■ To do: Extract each line of the data and write it out again exactly.

■ Data shown:
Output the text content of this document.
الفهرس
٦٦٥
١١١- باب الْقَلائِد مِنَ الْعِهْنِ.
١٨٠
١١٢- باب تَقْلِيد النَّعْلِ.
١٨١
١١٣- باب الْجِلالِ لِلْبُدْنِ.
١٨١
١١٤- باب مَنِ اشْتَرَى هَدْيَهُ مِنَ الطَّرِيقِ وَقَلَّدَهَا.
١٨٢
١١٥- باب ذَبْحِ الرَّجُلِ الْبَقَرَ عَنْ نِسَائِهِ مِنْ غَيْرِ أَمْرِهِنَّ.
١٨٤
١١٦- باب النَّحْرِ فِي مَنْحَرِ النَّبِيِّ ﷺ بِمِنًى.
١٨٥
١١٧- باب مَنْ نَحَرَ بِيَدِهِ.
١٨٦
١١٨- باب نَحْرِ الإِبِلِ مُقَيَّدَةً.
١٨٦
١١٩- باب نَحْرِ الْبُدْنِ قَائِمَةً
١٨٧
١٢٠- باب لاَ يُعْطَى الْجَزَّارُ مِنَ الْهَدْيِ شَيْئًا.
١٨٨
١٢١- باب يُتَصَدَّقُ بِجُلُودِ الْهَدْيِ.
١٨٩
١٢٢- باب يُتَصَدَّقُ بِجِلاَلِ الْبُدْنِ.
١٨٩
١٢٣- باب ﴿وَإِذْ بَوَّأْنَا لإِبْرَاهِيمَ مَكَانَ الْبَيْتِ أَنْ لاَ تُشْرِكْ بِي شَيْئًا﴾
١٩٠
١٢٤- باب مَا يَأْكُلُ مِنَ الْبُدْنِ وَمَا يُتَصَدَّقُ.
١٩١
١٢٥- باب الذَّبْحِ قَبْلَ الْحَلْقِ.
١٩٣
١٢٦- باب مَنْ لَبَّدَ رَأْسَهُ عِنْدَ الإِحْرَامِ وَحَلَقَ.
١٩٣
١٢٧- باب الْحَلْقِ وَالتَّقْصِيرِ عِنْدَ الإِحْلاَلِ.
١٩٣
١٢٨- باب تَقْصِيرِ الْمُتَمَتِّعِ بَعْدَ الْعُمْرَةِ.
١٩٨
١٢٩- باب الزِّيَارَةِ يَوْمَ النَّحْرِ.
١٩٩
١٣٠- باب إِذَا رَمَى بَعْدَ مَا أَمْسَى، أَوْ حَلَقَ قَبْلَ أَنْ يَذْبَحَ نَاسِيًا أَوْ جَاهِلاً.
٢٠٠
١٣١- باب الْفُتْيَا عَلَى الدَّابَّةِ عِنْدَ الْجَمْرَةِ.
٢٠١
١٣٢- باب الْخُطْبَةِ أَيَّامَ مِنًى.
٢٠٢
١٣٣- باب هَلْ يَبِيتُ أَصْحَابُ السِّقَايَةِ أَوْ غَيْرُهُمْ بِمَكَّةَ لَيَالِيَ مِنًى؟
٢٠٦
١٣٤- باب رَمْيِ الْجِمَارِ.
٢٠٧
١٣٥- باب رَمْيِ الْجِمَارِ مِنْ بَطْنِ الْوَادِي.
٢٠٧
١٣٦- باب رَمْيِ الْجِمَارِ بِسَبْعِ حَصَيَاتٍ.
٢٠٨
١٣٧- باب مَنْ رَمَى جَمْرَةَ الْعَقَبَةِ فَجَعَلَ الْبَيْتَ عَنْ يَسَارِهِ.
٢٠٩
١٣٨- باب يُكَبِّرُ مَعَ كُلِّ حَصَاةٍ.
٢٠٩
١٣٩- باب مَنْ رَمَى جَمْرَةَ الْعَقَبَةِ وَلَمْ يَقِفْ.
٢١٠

■ Written solution:
Output the text content of this document.
الفهرس
٦٦٥
١١١- باب الْقَلائِد مِنَ الْعِهْنِ.
١٨٠
١١٢- باب تَقْلِيد النَّعْلِ.
١٨١
١١٣- باب الْجِلالِ لِلْبُدْنِ.
١٨١
١١٤- باب مَنِ اشْتَرَى هَدْيَهُ مِنَ الطَّرِيقِ وَقَلَّدَهَا.
١٨٢
١١٥- باب ذَبْحِ الرَّجُلِ الْبَقَرَ عَنْ نِسَائِهِ مِنْ غَيْرِ أَمْرِهِنَّ.
١٨٤
١١٦- باب النَّحْرِ فِي مَنْحَرِ النَّبِيِّ ﷺ بِمِنًى.
١٨٥
١١٧- باب مَنْ نَحَرَ بِيَدِهِ.
١٨٦
١١٨- باب نَحْرِ الإِبِلِ مُقَيَّدَةً.
١٨٦
١١٩- باب نَحْرِ الْبُدْنِ قَائِمَةً
١٨٧
١٢٠- باب لاَ يُعْطَى الْجَزَّارُ مِنَ الْهَدْيِ شَيْئًا.
١٨٨
١٢١- باب يُتَصَدَّقُ بِجُلُودِ الْهَدْيِ.
١٨٩
١٢٢- باب يُتَصَدَّقُ بِجِلاَلِ الْبُدْنِ.
١٨٩
١٢٣- باب ﴿وَإِذْ بَوَّأْنَا لإِبْرَاهِيمَ مَكَانَ الْبَيْتِ أَنْ لاَ تُشْرِكْ بِي شَيْئًا﴾
١٩٠
١٢٤- باب مَا يَأْكُلُ مِنَ الْبُدْنِ وَمَا يُتَصَدَّقُ.
١٩١
١٢٥- باب الذَّبْحِ قَبْلَ الْحَلْقِ.
١٩٣
١٢٦- باب مَنْ لَبَّدَ رَأْسَهُ عِنْدَ الإِحْرَامِ وَحَلَقَ.
١٩٣
١٢٧- باب الْحَلْقِ وَالتَّقْصِيرِ عِنْدَ الإِحْلاَلِ.
١٩٣
١٢٨- باب تَقْصِيرِ الْمُتَمَتِّعِ بَعْدَ الْعُمْرَةِ.
١٩٨
١٢٩- باب الزِّيَارَةِ يَوْمَ النَّحْرِ.
١٩٩
١٣٠- باب إِذَا رَمَى بَعْدَ مَا أَمْسَى، أَوْ حَلَقَ قَبْلَ أَنْ يَذْبَحَ نَاسِيًا أَوْ جَاهِلاً.
٢٠٠
١٣١- باب الْفُتْيَا عَلَى الدَّابَّةِ عِنْدَ الْجَمْرَةِ.
٢٠١
١٣٢- باب الْخُطْبَةِ أَيَّامَ مِنًى.
٢٠٢
١٣٣- باب هَلْ يَبِيتُ أَصْحَابُ السِّقَايَةِ أَوْ غَيْرُهُمْ بِمَكَّةَ لَيَالِيَ مِنًى؟
٢٠٦
١٣٤- باب رَمْيِ الْجِمَارِ.
٢٠٧
١٣٥- باب رَمْيِ الْجِمَارِ مِنْ بَطْنِ الْوَادِي.
٢٠٧
١٣٦- باب رَمْيِ الْجِمَارِ بِسَبْعِ حَصَيَاتٍ.
٢٠٨
١٣٧- باب مَنْ رَمَى جَمْرَةَ الْعَقَبَةِ فَجَعَلَ الْبَيْتَ عَنْ يَسَارِهِ.
٢٠٩
١٣٨- باب يُكَبِّرُ مَعَ كُلِّ حَصَاةٍ.
٢٠٩
١٣٩- باب مَنْ رَمَى جَمْرَةَ الْعَقَبَةِ وَلَمْ يَقِفْ.
٢١٠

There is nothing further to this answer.